Start of Data shown

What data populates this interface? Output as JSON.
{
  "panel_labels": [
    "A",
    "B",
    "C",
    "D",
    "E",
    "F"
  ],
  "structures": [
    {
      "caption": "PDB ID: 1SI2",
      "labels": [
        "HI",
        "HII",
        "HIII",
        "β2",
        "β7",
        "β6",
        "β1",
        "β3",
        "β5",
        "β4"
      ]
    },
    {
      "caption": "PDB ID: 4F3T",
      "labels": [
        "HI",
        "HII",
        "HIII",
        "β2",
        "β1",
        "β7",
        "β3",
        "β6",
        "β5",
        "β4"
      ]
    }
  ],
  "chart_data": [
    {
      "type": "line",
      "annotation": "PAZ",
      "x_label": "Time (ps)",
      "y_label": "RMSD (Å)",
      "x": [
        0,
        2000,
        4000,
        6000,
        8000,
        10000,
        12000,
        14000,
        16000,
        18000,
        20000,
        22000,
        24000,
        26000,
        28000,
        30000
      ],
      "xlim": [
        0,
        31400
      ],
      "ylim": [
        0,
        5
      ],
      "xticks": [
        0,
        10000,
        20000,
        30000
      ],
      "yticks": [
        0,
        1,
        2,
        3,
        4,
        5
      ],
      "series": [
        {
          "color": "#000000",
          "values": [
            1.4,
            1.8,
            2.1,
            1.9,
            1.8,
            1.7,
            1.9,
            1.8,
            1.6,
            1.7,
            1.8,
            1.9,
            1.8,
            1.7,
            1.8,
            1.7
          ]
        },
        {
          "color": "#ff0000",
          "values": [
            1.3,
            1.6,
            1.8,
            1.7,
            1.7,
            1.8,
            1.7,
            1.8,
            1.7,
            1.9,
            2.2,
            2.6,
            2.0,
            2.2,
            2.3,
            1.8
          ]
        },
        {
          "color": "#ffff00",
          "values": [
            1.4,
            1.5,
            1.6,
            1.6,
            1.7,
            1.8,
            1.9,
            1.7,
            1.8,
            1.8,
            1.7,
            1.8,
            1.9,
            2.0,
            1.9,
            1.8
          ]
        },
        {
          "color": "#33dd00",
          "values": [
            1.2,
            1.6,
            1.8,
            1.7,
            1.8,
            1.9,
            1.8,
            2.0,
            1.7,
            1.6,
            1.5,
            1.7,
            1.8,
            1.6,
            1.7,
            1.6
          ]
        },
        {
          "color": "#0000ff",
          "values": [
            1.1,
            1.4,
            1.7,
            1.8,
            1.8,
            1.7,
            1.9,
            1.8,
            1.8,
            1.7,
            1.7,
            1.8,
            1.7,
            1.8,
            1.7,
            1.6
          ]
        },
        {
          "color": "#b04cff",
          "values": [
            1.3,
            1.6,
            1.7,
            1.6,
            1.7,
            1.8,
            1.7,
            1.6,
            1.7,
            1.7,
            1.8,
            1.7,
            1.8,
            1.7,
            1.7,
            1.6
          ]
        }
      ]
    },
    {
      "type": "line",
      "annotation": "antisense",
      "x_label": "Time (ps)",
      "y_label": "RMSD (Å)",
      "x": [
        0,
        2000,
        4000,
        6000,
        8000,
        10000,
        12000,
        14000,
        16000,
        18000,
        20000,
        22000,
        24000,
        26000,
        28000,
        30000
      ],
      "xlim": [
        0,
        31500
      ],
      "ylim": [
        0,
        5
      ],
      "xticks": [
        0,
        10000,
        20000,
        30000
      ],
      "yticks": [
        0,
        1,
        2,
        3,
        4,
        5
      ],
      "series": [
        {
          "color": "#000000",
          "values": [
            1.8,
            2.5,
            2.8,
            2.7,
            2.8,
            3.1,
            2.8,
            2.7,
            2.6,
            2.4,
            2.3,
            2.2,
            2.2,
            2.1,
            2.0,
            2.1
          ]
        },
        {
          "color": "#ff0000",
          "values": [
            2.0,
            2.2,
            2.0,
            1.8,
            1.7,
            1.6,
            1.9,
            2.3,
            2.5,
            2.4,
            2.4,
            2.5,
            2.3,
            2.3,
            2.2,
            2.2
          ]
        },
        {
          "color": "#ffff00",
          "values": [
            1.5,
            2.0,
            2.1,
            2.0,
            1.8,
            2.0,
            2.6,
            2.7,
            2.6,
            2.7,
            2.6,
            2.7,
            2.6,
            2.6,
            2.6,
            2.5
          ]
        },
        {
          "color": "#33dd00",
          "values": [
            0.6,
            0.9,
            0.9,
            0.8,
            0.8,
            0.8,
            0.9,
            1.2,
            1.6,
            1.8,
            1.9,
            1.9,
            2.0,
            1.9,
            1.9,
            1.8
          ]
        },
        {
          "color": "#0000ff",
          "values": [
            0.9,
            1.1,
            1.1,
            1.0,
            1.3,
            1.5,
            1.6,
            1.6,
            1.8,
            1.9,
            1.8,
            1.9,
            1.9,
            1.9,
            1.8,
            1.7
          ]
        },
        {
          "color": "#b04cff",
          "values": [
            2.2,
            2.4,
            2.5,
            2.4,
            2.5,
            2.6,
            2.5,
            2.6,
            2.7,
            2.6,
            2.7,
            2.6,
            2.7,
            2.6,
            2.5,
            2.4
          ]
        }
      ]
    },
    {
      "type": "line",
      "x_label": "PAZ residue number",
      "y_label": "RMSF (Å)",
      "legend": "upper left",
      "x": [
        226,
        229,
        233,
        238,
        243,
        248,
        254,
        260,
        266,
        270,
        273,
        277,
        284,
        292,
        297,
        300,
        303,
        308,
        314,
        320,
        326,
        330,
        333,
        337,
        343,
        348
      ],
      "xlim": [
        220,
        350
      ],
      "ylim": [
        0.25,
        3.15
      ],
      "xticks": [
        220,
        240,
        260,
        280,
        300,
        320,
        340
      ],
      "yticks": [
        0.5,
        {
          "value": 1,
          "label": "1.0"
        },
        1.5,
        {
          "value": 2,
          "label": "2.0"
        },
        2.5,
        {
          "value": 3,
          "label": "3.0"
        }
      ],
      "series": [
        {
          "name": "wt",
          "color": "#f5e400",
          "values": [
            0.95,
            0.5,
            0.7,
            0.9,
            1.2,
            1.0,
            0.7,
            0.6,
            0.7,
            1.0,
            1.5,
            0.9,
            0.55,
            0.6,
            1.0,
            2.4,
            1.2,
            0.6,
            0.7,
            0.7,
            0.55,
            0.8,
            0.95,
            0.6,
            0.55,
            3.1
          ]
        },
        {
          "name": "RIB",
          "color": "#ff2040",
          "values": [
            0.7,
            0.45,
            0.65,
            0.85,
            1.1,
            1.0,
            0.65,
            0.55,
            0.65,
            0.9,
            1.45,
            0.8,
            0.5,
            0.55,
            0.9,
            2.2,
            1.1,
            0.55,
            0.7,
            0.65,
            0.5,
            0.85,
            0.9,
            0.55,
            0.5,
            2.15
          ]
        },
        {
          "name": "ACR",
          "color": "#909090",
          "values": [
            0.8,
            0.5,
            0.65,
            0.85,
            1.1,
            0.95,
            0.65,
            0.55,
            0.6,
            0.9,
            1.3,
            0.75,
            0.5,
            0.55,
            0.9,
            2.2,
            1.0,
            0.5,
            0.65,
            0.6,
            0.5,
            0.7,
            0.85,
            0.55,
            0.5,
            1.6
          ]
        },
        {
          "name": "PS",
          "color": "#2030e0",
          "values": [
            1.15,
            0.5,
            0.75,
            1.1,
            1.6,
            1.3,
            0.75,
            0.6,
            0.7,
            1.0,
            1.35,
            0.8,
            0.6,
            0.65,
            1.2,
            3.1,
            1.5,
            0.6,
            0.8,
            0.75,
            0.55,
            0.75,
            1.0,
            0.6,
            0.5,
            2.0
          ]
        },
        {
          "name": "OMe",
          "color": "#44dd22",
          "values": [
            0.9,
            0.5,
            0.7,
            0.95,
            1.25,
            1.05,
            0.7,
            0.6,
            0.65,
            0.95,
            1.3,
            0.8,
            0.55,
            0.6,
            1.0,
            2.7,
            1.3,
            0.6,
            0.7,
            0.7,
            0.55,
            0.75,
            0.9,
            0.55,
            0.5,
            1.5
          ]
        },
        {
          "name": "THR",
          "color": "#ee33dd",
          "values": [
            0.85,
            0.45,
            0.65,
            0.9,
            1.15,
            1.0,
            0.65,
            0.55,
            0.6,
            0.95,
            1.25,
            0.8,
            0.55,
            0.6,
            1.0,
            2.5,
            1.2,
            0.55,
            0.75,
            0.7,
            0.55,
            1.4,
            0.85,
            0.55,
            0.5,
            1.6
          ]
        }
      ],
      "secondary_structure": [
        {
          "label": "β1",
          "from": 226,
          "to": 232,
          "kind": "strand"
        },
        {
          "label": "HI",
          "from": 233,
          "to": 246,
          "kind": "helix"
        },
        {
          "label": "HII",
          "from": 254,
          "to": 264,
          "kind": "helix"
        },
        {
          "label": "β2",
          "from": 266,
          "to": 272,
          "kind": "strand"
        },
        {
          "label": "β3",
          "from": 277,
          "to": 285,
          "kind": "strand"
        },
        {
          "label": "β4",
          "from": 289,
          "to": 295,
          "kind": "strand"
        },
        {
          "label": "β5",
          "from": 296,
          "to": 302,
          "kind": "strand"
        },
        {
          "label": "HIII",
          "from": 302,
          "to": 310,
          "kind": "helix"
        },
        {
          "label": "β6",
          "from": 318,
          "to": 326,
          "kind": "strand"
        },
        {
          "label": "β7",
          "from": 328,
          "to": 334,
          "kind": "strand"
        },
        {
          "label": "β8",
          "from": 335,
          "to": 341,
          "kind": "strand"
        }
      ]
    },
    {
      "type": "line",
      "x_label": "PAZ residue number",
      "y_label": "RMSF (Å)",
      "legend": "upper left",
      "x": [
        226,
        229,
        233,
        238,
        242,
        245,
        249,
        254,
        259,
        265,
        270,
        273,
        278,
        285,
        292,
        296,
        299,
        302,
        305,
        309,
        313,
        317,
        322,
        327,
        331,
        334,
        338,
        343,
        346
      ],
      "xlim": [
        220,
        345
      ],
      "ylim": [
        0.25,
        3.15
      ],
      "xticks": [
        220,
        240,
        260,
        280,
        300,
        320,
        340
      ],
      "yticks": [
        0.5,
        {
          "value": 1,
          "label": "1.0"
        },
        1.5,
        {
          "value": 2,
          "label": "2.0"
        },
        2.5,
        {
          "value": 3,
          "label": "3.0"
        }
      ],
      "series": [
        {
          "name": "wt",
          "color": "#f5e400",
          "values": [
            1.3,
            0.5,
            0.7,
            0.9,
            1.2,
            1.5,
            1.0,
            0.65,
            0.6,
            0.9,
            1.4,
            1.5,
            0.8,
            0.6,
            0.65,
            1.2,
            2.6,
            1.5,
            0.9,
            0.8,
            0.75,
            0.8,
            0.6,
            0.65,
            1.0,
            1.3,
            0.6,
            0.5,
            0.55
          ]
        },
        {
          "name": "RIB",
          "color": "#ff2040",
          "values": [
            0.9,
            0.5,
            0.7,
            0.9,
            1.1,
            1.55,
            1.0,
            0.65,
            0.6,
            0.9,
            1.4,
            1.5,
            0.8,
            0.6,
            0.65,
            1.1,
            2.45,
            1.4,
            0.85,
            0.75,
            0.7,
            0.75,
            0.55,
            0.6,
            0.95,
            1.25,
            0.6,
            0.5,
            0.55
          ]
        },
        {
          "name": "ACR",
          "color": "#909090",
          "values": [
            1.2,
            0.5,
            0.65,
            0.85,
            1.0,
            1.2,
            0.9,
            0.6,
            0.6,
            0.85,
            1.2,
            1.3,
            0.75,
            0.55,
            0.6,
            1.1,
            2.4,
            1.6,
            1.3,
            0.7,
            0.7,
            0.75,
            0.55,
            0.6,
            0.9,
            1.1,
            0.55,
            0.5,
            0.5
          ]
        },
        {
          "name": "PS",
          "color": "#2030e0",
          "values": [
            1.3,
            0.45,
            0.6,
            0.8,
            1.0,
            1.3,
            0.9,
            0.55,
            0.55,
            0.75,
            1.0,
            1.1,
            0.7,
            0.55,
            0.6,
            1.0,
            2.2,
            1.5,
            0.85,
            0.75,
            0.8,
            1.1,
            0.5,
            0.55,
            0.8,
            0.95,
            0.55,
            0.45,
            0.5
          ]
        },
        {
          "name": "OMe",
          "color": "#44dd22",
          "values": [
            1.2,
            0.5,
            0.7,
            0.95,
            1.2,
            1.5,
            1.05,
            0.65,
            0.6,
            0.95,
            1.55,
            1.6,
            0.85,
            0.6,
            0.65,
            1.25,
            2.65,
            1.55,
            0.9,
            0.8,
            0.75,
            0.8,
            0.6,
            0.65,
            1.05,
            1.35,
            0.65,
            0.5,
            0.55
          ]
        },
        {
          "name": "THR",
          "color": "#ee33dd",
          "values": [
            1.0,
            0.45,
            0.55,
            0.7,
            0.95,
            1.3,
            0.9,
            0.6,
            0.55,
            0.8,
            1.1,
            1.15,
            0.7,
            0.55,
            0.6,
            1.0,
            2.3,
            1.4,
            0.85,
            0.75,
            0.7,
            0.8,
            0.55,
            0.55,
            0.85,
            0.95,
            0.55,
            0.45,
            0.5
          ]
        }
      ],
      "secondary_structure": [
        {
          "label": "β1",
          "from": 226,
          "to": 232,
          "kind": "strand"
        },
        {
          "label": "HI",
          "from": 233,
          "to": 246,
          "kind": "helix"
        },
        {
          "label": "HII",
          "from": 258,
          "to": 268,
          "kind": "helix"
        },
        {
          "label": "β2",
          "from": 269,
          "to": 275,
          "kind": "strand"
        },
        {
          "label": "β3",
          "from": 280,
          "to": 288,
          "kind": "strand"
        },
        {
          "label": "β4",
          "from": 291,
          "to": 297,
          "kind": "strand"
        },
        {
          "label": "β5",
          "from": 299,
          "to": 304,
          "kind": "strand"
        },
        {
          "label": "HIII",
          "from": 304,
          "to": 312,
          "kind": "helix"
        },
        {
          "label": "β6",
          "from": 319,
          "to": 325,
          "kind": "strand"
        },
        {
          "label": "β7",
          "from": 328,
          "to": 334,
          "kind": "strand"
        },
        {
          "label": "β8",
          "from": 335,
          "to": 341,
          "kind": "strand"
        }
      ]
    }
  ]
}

End of Data shown

Exercise directions:
From the records above, report the count of lines containing "annotation" and nothing more.

Answer to this problem:
2